### Extracted text

Zulip Chat Archive
Stream: mathlib4
Topic: Elab to generalize type classes for theorems
Eric Wieser (Feb 22 2025 at 18:08):
Continuing from #lean4 > Elab to generalize type classes for theorems which discussed whether automated generalization was possible:
others are maybe not very useful
Some examples of this are thinks like generalizing [Ring R] [AddCommGroup M] [Module R M] to [Ring R] [AddCommMonoid M] [Module R M], since every module over a ring is necessarily also an AddCommGroup, and the generalization is just a distraction.
Eric Wieser (Feb 22 2025 at 18:08):
(The same is not true for [Semiring R] [AddCommGroup M], which actually can be useful)
Ruben Van de Velde (Feb 22 2025 at 18:16):
One might start with the ones that are just dropping commutativity, for example
Ruben Van de Velde (Feb 22 2025 at 18:16):
Maybe the main annoyance will be that it's harder to use variable
Vlad Tsyrklevich (Feb 22 2025 at 18:19):
Eric Wieser said:
since every module over a ring is necessarily also an
AddCommGroup
Are you saying that M is always actually an AddCommGroup, or am I misunderstanding? If that's the case, should Module actually require an AddCommGroup?
Vlad Tsyrklevich (Feb 22 2025 at 18:19):
Ruben Van de Velde said:
Maybe the main annoyance will be that it's harder to use
variable
That's one thing I have actually not gotten to yet. My current code only looks at type classes explicitly defined in the declaration, I do not yet look at those pulled in by variable
Vlad Tsyrklevich (Feb 22 2025 at 18:20):
However, building mathlib there are actually only a few places where it has complaints about uses of variable being shadowed, so at least up until now it doesn't seem to make it too messy
Eric Wieser (Feb 22 2025 at 18:21):
Vlad Tsyrklevich said:
Are you saying that
Mis always actually an AddCommGroup, or am I misunderstanding? If that's the case, should Module actually require an AddCommGroup?

######

In the chat thread above, which type classes does Vlad Tsyrklevich say his current code looks at?

### Given entries

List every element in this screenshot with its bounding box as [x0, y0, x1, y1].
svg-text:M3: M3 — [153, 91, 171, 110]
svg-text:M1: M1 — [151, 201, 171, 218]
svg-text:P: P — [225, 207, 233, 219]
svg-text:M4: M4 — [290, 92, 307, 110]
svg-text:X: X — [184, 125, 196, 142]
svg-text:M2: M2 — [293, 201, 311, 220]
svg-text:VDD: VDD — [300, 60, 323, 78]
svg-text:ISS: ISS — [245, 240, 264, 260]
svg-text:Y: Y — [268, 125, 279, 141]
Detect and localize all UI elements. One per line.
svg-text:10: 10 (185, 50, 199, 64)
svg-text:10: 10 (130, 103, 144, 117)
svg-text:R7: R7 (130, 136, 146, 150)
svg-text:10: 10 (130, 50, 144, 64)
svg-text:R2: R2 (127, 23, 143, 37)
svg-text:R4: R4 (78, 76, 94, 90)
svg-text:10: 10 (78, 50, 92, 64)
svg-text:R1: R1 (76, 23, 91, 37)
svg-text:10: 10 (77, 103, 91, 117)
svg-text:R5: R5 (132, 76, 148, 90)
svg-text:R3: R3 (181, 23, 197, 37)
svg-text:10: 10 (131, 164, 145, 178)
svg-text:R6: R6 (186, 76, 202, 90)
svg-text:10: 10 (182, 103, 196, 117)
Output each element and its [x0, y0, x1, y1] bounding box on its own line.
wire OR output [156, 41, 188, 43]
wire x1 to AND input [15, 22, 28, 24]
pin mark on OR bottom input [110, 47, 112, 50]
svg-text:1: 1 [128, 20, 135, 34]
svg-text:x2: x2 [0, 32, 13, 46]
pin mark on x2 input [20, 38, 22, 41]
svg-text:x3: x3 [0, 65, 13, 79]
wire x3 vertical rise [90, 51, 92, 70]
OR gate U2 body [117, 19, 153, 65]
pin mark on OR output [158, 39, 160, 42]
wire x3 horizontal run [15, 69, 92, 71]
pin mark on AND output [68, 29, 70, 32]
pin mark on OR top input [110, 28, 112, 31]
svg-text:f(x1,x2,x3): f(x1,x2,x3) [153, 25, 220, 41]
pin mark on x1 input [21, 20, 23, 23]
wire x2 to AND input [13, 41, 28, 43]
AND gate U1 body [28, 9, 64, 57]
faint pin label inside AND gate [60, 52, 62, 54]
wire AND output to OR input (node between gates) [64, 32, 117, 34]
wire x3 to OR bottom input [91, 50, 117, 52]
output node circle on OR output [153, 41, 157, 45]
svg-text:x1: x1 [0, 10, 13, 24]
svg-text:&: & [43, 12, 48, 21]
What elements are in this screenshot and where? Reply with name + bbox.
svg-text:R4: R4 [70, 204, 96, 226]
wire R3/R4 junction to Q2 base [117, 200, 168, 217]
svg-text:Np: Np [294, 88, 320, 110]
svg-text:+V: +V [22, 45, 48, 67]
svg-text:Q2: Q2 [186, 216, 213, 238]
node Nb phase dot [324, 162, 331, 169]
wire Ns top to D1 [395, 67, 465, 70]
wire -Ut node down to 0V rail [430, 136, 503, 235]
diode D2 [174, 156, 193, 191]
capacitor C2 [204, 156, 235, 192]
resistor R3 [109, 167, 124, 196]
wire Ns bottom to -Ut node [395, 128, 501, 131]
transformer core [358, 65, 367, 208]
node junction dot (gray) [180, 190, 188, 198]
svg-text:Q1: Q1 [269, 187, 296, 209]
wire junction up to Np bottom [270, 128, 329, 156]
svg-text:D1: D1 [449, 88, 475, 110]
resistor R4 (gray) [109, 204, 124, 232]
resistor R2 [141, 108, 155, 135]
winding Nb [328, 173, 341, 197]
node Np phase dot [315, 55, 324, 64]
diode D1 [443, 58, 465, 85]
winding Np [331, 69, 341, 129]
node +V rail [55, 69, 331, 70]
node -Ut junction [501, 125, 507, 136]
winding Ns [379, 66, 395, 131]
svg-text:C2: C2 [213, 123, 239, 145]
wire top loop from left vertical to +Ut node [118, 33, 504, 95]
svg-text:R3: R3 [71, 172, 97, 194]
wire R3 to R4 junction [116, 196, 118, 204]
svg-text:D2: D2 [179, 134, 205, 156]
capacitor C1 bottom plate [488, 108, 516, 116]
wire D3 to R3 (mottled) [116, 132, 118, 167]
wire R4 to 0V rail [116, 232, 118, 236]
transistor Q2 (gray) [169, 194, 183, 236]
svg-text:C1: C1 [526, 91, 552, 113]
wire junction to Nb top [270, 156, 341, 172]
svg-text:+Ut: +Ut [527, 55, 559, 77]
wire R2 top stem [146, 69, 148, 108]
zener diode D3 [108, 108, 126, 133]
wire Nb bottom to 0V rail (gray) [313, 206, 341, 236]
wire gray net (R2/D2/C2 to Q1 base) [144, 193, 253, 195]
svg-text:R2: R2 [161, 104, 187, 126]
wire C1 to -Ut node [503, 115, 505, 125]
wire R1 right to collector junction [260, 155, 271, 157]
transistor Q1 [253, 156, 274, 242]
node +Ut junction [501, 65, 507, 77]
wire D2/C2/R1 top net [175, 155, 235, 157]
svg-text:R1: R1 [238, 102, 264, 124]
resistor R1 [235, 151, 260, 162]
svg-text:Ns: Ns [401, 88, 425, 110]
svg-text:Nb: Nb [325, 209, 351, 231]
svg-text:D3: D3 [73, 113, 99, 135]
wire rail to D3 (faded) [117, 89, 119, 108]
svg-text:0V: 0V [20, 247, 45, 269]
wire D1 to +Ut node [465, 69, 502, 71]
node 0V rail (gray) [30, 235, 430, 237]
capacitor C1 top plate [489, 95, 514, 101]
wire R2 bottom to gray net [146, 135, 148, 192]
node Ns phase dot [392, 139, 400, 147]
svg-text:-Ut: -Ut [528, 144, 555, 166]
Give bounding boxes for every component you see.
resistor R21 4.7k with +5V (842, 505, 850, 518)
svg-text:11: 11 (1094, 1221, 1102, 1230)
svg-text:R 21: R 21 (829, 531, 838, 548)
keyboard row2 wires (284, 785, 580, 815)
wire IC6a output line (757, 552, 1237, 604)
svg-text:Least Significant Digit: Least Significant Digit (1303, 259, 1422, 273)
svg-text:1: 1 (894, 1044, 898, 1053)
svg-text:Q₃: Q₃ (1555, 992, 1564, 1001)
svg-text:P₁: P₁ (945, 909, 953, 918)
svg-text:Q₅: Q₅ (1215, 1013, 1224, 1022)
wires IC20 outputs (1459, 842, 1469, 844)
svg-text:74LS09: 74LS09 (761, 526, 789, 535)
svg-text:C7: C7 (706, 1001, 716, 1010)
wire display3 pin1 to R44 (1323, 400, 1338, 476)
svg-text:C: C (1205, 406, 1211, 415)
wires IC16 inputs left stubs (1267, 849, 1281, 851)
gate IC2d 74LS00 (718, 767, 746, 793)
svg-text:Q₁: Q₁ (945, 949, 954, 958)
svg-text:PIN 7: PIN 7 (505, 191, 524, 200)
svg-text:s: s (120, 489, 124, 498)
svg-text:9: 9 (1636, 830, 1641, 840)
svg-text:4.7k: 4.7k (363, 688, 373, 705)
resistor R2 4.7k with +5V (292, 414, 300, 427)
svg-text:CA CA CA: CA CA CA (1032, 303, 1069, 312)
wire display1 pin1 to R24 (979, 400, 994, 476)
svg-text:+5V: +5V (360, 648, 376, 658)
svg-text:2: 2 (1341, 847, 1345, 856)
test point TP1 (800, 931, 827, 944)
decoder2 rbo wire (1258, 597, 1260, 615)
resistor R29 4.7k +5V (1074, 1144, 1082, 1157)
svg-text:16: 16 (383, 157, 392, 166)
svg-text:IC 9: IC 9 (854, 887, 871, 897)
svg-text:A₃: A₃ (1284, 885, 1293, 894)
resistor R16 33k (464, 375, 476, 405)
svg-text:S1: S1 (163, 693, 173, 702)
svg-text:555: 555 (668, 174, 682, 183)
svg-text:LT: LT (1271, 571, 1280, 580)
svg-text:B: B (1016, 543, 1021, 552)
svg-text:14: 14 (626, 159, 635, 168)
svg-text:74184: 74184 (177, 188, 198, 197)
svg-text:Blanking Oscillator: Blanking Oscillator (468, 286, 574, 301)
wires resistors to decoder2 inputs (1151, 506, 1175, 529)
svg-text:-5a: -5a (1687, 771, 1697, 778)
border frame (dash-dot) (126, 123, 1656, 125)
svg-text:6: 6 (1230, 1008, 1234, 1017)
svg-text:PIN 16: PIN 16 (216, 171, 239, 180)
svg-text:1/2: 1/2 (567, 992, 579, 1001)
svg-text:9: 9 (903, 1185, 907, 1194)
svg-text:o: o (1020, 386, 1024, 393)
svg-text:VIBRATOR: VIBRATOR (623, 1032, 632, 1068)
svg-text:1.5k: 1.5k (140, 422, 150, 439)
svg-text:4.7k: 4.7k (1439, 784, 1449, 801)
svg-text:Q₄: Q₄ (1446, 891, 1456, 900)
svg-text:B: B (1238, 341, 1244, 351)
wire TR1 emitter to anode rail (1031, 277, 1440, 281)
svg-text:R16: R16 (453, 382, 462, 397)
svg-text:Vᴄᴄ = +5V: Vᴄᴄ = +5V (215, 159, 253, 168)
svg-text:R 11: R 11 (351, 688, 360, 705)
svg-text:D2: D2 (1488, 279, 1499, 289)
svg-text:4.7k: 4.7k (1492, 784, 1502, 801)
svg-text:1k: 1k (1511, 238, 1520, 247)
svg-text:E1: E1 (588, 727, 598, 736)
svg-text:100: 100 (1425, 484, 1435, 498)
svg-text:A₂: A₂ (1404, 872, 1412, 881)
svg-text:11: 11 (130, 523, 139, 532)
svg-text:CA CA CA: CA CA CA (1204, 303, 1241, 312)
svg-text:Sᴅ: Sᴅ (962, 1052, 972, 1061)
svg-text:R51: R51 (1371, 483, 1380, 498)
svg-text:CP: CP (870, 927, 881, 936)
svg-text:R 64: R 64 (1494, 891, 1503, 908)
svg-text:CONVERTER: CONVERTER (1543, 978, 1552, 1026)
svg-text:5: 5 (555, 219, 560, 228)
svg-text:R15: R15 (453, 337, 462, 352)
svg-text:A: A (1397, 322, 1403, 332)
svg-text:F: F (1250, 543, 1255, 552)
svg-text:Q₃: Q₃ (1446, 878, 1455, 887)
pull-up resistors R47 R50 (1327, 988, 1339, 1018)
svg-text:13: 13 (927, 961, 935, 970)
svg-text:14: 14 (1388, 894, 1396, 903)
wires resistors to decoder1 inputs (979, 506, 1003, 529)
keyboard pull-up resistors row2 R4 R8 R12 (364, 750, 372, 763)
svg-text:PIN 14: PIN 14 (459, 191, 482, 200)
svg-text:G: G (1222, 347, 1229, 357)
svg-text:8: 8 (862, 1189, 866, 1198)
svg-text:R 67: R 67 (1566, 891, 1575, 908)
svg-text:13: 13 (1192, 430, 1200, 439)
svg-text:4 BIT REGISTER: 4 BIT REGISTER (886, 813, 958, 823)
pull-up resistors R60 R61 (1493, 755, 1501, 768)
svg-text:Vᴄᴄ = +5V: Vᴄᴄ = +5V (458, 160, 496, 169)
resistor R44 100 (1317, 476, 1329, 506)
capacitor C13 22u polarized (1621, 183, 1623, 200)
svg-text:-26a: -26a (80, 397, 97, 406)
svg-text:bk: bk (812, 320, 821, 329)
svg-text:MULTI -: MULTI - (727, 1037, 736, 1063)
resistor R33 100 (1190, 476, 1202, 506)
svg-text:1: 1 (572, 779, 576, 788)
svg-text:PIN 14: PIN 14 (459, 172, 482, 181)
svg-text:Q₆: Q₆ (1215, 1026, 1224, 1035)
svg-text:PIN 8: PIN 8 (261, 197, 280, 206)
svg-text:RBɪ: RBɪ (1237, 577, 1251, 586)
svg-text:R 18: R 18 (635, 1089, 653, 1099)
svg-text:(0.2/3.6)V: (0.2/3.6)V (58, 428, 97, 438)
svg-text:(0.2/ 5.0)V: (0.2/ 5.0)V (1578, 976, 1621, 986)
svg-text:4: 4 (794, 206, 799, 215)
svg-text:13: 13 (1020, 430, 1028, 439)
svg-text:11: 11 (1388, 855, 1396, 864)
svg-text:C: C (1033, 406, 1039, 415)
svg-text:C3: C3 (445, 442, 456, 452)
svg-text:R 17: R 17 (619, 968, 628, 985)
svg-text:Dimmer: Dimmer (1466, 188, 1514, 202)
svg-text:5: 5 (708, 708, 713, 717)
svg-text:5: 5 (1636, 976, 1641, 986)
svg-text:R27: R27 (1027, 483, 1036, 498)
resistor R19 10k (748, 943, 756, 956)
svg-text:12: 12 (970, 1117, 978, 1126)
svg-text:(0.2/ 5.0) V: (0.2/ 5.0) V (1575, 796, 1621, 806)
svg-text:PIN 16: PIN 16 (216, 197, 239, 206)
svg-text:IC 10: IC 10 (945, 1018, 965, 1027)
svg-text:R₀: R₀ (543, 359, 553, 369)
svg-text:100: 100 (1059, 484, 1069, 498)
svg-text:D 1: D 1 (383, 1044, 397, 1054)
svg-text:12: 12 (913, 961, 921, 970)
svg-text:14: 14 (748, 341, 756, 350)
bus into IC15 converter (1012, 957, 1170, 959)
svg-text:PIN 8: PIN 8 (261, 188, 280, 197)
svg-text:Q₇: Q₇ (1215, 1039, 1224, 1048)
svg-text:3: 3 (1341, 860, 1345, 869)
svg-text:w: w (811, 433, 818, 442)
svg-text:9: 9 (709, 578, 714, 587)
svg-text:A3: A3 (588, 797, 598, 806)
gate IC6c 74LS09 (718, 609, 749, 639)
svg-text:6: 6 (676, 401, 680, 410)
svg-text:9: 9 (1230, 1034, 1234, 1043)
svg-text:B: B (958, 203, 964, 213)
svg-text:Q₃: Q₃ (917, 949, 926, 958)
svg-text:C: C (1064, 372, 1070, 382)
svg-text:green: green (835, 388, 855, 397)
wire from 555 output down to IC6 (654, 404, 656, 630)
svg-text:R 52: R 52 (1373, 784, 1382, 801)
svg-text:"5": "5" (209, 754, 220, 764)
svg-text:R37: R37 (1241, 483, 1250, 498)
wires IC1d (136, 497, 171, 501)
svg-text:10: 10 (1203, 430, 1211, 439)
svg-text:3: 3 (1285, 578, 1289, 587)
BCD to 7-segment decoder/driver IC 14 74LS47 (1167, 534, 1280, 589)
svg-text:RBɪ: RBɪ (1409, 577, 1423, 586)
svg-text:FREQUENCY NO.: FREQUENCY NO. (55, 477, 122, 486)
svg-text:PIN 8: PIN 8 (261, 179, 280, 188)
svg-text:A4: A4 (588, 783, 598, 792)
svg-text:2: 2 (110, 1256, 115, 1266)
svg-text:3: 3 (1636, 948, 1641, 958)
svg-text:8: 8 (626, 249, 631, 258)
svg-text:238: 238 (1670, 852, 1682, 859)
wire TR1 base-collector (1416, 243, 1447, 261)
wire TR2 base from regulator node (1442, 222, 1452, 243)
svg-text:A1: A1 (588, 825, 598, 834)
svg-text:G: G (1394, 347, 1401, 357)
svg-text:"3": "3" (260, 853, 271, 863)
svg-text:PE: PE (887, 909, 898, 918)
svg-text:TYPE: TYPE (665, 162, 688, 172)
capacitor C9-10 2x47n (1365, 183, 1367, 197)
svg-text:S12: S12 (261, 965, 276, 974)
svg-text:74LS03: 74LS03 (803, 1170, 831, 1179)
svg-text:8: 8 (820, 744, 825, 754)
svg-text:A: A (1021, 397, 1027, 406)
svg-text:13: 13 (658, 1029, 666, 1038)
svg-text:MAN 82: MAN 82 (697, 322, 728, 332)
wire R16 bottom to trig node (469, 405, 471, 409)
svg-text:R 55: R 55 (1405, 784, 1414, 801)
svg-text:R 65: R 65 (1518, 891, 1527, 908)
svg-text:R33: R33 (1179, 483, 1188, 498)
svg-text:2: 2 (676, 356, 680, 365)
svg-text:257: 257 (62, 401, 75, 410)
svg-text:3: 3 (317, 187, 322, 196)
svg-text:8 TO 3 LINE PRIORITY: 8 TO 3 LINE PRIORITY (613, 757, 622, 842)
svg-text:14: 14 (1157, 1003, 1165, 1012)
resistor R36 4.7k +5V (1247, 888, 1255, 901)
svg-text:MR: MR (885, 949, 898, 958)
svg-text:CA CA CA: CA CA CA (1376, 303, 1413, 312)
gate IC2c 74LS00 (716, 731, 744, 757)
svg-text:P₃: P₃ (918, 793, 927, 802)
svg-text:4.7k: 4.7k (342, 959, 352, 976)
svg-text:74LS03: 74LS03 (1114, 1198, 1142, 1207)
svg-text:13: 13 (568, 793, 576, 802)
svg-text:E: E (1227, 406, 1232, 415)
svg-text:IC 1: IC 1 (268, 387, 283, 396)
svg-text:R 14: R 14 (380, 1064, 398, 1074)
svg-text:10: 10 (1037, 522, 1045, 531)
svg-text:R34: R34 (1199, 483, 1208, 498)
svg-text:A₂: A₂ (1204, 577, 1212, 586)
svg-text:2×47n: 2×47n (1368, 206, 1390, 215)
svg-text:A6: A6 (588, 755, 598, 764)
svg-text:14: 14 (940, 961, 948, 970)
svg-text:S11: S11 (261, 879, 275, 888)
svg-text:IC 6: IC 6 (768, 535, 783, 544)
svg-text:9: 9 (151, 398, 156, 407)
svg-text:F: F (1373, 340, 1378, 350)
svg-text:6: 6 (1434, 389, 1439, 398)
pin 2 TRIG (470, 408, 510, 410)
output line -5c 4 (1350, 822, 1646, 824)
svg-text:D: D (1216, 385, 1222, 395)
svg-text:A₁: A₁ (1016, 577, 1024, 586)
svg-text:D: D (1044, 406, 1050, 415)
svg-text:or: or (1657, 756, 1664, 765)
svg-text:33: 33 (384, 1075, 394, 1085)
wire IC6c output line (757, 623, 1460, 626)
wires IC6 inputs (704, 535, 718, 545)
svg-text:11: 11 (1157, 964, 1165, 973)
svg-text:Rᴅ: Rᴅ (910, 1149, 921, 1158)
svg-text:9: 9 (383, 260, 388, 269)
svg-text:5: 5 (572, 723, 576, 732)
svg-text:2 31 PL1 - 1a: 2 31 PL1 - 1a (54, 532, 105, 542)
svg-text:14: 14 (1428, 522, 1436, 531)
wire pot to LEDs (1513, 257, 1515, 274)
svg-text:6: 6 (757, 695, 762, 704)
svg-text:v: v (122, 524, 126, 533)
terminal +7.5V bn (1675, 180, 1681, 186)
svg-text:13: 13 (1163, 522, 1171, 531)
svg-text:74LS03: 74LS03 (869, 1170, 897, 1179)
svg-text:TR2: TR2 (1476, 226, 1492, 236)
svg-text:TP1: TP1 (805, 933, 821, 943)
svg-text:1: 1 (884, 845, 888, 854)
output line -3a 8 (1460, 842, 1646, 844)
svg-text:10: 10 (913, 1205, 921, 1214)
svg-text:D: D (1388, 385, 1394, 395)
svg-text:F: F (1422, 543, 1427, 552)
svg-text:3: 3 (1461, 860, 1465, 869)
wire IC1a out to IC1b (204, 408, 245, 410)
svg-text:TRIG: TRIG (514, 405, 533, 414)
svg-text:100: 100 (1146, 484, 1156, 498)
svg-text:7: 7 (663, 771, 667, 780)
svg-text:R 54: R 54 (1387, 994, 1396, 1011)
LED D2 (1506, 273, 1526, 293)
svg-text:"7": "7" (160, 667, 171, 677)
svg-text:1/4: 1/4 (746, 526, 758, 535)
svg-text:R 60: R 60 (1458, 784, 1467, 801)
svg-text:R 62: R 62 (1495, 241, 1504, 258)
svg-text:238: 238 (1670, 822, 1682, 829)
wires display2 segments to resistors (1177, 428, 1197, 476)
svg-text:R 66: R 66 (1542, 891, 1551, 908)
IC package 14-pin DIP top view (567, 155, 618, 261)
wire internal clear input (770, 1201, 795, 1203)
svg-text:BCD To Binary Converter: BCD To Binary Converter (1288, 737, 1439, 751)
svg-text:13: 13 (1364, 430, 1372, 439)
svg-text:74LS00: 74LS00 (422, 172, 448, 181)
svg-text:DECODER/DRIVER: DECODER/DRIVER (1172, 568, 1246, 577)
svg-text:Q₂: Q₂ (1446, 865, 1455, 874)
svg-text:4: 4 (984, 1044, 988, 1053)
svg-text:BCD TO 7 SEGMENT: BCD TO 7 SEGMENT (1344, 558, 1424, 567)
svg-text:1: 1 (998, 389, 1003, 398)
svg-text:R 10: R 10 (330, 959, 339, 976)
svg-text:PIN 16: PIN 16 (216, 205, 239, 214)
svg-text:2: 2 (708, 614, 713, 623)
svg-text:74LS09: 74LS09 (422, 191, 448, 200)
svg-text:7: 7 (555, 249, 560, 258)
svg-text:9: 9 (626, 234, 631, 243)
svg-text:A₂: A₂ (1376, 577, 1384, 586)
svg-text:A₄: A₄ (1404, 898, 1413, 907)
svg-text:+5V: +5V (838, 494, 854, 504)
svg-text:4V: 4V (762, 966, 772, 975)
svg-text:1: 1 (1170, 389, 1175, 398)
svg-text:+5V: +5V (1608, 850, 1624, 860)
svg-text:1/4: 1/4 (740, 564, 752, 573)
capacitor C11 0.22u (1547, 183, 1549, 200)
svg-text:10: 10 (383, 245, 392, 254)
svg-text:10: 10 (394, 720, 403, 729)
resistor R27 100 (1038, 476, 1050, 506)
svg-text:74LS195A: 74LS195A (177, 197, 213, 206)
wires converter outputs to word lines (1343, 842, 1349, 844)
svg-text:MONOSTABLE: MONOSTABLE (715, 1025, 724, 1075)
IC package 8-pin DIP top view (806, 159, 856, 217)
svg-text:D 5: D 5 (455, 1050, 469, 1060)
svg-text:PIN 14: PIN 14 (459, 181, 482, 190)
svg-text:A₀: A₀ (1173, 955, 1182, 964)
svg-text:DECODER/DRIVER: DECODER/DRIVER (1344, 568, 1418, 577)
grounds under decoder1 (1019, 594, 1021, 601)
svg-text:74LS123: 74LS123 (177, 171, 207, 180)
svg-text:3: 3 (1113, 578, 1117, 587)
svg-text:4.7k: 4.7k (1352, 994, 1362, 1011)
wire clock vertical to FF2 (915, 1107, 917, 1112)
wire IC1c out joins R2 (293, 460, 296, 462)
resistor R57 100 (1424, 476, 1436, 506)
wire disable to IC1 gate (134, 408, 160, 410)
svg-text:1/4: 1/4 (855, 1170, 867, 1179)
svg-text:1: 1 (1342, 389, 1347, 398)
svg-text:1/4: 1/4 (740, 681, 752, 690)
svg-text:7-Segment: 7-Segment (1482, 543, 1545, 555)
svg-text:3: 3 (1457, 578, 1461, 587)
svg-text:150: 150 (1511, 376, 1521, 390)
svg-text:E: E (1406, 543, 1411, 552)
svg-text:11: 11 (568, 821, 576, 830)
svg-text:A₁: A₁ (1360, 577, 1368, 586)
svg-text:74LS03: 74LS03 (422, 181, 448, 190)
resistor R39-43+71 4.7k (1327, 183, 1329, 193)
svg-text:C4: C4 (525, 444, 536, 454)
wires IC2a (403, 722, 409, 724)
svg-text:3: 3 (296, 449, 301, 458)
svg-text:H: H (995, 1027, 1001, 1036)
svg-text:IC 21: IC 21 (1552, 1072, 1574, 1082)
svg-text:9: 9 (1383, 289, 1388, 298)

######

Written solution:
Only the type classes explicitly defined in the declaration, not those pulled in by `variable`.